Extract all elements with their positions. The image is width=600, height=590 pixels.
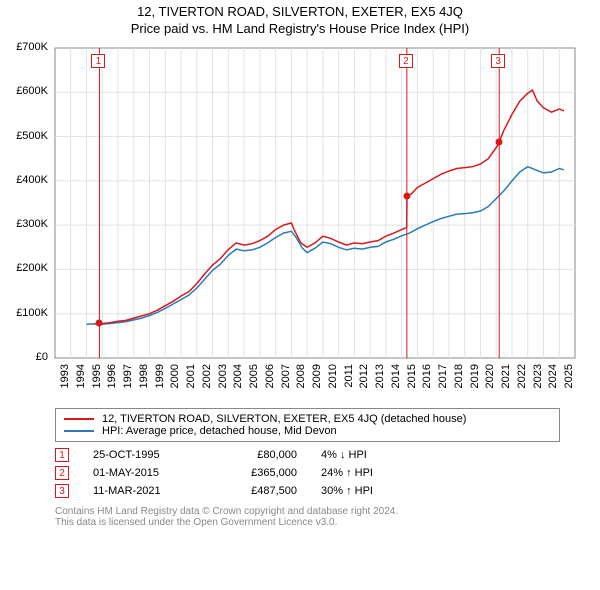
x-axis-tick-label: 1995 [91,364,103,404]
titles-block: 12, TIVERTON ROAD, SILVERTON, EXETER, EX… [0,0,600,36]
sale-price: £80,000 [217,449,297,461]
x-axis-tick-label: 1998 [138,364,150,404]
x-axis-tick-label: 1993 [59,364,71,404]
sales-row-marker: 3 [55,484,69,498]
x-axis-tick-label: 2009 [311,364,323,404]
legend-swatch [64,418,94,420]
y-axis-tick-label: £200K [0,262,48,274]
x-axis-tick-label: 2008 [295,364,307,404]
y-axis-tick-label: £100K [0,307,48,319]
x-axis-tick-label: 1997 [122,364,134,404]
legend-swatch [64,430,94,432]
x-axis-tick-label: 2021 [500,364,512,404]
x-axis-tick-label: 1994 [75,364,87,404]
sale-date: 01-MAY-2015 [93,467,193,479]
sales-row: 2 01-MAY-2015 £365,000 24% ↑ HPI [55,466,560,480]
sales-row: 1 25-OCT-1995 £80,000 4% ↓ HPI [55,448,560,462]
sales-row: 3 11-MAR-2021 £487,500 30% ↑ HPI [55,484,560,498]
chart-svg [0,42,600,402]
x-axis-tick-label: 2013 [374,364,386,404]
x-axis-tick-label: 2010 [327,364,339,404]
x-axis-tick-label: 2016 [421,364,433,404]
sale-hpi-delta: 4% ↓ HPI [321,449,411,461]
y-axis-tick-label: £700K [0,41,48,53]
sale-hpi-delta: 24% ↑ HPI [321,467,411,479]
y-axis-tick-label: £0 [0,351,48,363]
x-axis-tick-label: 2003 [217,364,229,404]
x-axis-tick-label: 2012 [358,364,370,404]
chart-title-address: 12, TIVERTON ROAD, SILVERTON, EXETER, EX… [0,4,600,19]
sale-date: 11-MAR-2021 [93,485,193,497]
x-axis-tick-label: 2022 [516,364,528,404]
sales-row-marker: 1 [55,448,69,462]
x-axis-tick-label: 2006 [264,364,276,404]
sales-row-marker: 2 [55,466,69,480]
x-axis-tick-label: 2001 [185,364,197,404]
chart-title-subtitle: Price paid vs. HM Land Registry's House … [0,21,600,36]
sale-marker-3: 3 [491,54,505,68]
sale-hpi-delta: 30% ↑ HPI [321,485,411,497]
sales-table: 1 25-OCT-1995 £80,000 4% ↓ HPI 2 01-MAY-2015 £… [55,448,560,498]
y-axis-tick-label: £400K [0,174,48,186]
x-axis-tick-label: 2002 [201,364,213,404]
attribution-footer: Contains HM Land Registry data © Crown c… [55,506,560,528]
x-axis-tick-label: 2019 [469,364,481,404]
x-axis-tick-label: 2018 [453,364,465,404]
sale-point-2 [403,193,410,200]
x-axis-tick-label: 2004 [232,364,244,404]
sale-point-3 [496,139,503,146]
x-axis-tick-label: 2023 [532,364,544,404]
x-axis-tick-label: 2025 [563,364,575,404]
legend-box: 12, TIVERTON ROAD, SILVERTON, EXETER, EX… [55,408,560,442]
x-axis-tick-label: 2017 [437,364,449,404]
x-axis-tick-label: 2020 [484,364,496,404]
footer-line-1: Contains HM Land Registry data © Crown c… [55,506,560,517]
x-axis-tick-label: 2014 [390,364,402,404]
x-axis-tick-label: 2024 [547,364,559,404]
sale-marker-1: 1 [91,54,105,68]
footer-line-2: This data is licensed under the Open Gov… [55,517,560,528]
x-axis-tick-label: 1999 [154,364,166,404]
y-axis-tick-label: £600K [0,85,48,97]
sale-marker-2: 2 [399,54,413,68]
sale-date: 25-OCT-1995 [93,449,193,461]
x-axis-tick-label: 1996 [106,364,118,404]
x-axis-tick-label: 2005 [248,364,260,404]
chart-plot-area: £0 £100K £200K £300K £400K £500K £600K £700K 199… [0,42,600,402]
sale-price: £365,000 [217,467,297,479]
sale-price: £487,500 [217,485,297,497]
legend-label: 12, TIVERTON ROAD, SILVERTON, EXETER, EX… [102,413,466,425]
x-axis-tick-label: 2007 [280,364,292,404]
x-axis-tick-label: 2015 [406,364,418,404]
page-root: 12, TIVERTON ROAD, SILVERTON, EXETER, EX… [0,0,600,528]
y-axis-tick-label: £300K [0,218,48,230]
sale-point-1 [96,319,103,326]
x-axis-tick-label: 2000 [169,364,181,404]
legend-item: 12, TIVERTON ROAD, SILVERTON, EXETER, EX… [64,413,551,425]
x-axis-tick-label: 2011 [343,364,355,404]
legend-label: HPI: Average price, detached house, Mid … [102,425,337,437]
y-axis-tick-label: £500K [0,130,48,142]
legend-item: HPI: Average price, detached house, Mid … [64,425,551,437]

———

▶ **Written request**
Format the lines above as a Markdown table with the columns Row and Line text, numbering each row and skipping any blank lines. Leave the pictures out of the table.

▶ **Complete response**
| Row | Line text |
|---|---|
| 1 | Extract all elements with their positions. The image is width=600, height=590 pixels. |
| 2 | x-axis-tick-label: 1995 [91,364,103,404] |
| 3 | titles-block: 12, TIVERTON ROAD, SILVERTON, EXETER, EX… [0,0,600,36] |
| 4 | sale-price: £80,000 [217,449,297,461] |
| 5 | x-axis-tick-label: 1998 [138,364,150,404] |
| 6 | x-axis-tick-label: 1993 [59,364,71,404] |
| 7 | sales-row-marker: 3 [55,484,69,498] |
| 8 | x-axis-tick-label: 2009 [311,364,323,404] |
| 9 | legend-swatch [64,418,94,420] |
| 10 | y-axis-tick-label: £200K [0,262,48,274] |
| 11 | x-axis-tick-label: 2008 [295,364,307,404] |
| 12 | y-axis-tick-label: £100K [0,307,48,319] |
| 13 | x-axis-tick-label: 1997 [122,364,134,404] |
| 14 | legend-swatch [64,430,94,432] |
| 15 | x-axis-tick-label: 2021 [500,364,512,404] |
| 16 | x-axis-tick-label: 1994 [75,364,87,404] |
| 17 | sale-date: 01-MAY-2015 [93,467,193,479] |
| 18 | sales-row: 2 01-MAY-2015 £365,000 24% ↑ HPI [55,466,560,480] |
| 19 | sales-row: 1 25-OCT-1995 £80,000 4% ↓ HPI [55,448,560,462] |
| 20 | sales-row: 3 11-MAR-2021 £487,500 30% ↑ HPI [55,484,560,498] |
| 21 | chart-svg [0,42,600,402] |
| 22 | x-axis-tick-label: 2013 [374,364,386,404] |
| 23 | x-axis-tick-label: 2010 [327,364,339,404] |
| 24 | x-axis-tick-label: 2016 [421,364,433,404] |
| 25 | sale-hpi-delta: 4% ↓ HPI [321,449,411,461] |
| 26 | y-axis-tick-label: £700K [0,41,48,53] |
| 27 | sale-hpi-delta: 24% ↑ HPI [321,467,411,479] |
| 28 | y-axis-tick-label: £0 [0,351,48,363] |
| 29 | x-axis-tick-label: 2003 [217,364,229,404] |
| 30 | x-axis-tick-label: 2012 [358,364,370,404] |
| 31 | chart-title-address: 12, TIVERTON ROAD, SILVERTON, EXETER, EX… [0,4,600,19] |
| 32 | sale-date: 11-MAR-2021 [93,485,193,497] |
| 33 | x-axis-tick-label: 2022 [516,364,528,404] |
| 34 | sales-row-marker: 1 [55,448,69,462] |
| 35 | x-axis-tick-label: 2006 [264,364,276,404] |
| 36 | sales-row-marker: 2 [55,466,69,480] |
| 37 | x-axis-tick-label: 2001 [185,364,197,404] |
| 38 | chart-title-subtitle: Price paid vs. HM Land Registry's House … [0,21,600,36] |
| 39 | sale-marker-3: 3 [491,54,505,68] |
| 40 | sale-hpi-delta: 30% ↑ HPI [321,485,411,497] |
| 41 | sales-table: 1 25-OCT-1995 £80,000 4% ↓ HPI 2 01-MAY-2015 £… [55,448,560,498] |
| 42 | y-axis-tick-label: £400K [0,174,48,186] |
| 43 | x-axis-tick-label: 2002 [201,364,213,404] |
| 44 | attribution-footer: Contains HM Land Registry data © Crown c… [55,506,560,528] |
| 45 | x-axis-tick-label: 2019 [469,364,481,404] |
| 46 | x-axis-tick-label: 2018 [453,364,465,404] |
| 47 | sale-point-2 [403,193,410,200] |
| 48 | x-axis-tick-label: 2004 [232,364,244,404] |
| 49 | sale-point-3 [496,139,503,146] |
| 50 | x-axis-tick-label: 2023 [532,364,544,404] |
| 51 | x-axis-tick-label: 2025 [563,364,575,404] |
| 52 | legend-box: 12, TIVERTON ROAD, SILVERTON, EXETER, EX… [55,408,560,442] |
| 53 | x-axis-tick-label: 2017 [437,364,449,404] |
| 54 | x-axis-tick-label: 2020 [484,364,496,404] |
| 55 | footer-line-1: Contains HM Land Registry data © Crown c… [55,506,560,517] |
| 56 | x-axis-tick-label: 2014 [390,364,402,404] |
| 57 | x-axis-tick-label: 2024 [547,364,559,404] |
| 58 | sale-marker-1: 1 [91,54,105,68] |
| 59 | footer-line-2: This data is licensed under the Open Gov… [55,517,560,528] |
| 60 | x-axis-tick-label: 1999 [154,364,166,404] |
| 61 | y-axis-tick-label: £600K [0,85,48,97] |
| 62 | sale-marker-2: 2 [399,54,413,68] |
| 63 | sale-date: 25-OCT-1995 [93,449,193,461] |
| 64 | x-axis-tick-label: 1996 [106,364,118,404] |
| 65 | x-axis-tick-label: 2005 [248,364,260,404] |
| 66 | chart-plot-area: £0 £100K £200K £300K £400K £500K £600K £700K 199… [0,42,600,402] |
| 67 | sale-price: £365,000 [217,467,297,479] |
| 68 | sale-price: £487,500 [217,485,297,497] |
| 69 | legend-label: 12, TIVERTON ROAD, SILVERTON, EXETER, EX… [102,413,466,425] |
| 70 | x-axis-tick-label: 2007 [280,364,292,404] |
| 71 | x-axis-tick-label: 2015 [406,364,418,404] |
| 72 | page-root: 12, TIVERTON ROAD, SILVERTON, EXETER, EX… [0,0,600,528] |
| 73 | y-axis-tick-label: £300K [0,218,48,230] |
| 74 | sale-point-1 [96,319,103,326] |
| 75 | x-axis-tick-label: 2000 [169,364,181,404] |
| 76 | legend-item: 12, TIVERTON ROAD, SILVERTON, EXETER, EX… [64,413,551,425] |
| 77 | x-axis-tick-label: 2011 [343,364,355,404] |
| 78 | legend-label: HPI: Average price, detached house, Mid … [102,425,337,437] |
| 79 | y-axis-tick-label: £500K [0,130,48,142] |
| 80 | legend-item: HPI: Average price, detached house, Mid … [64,425,551,437] |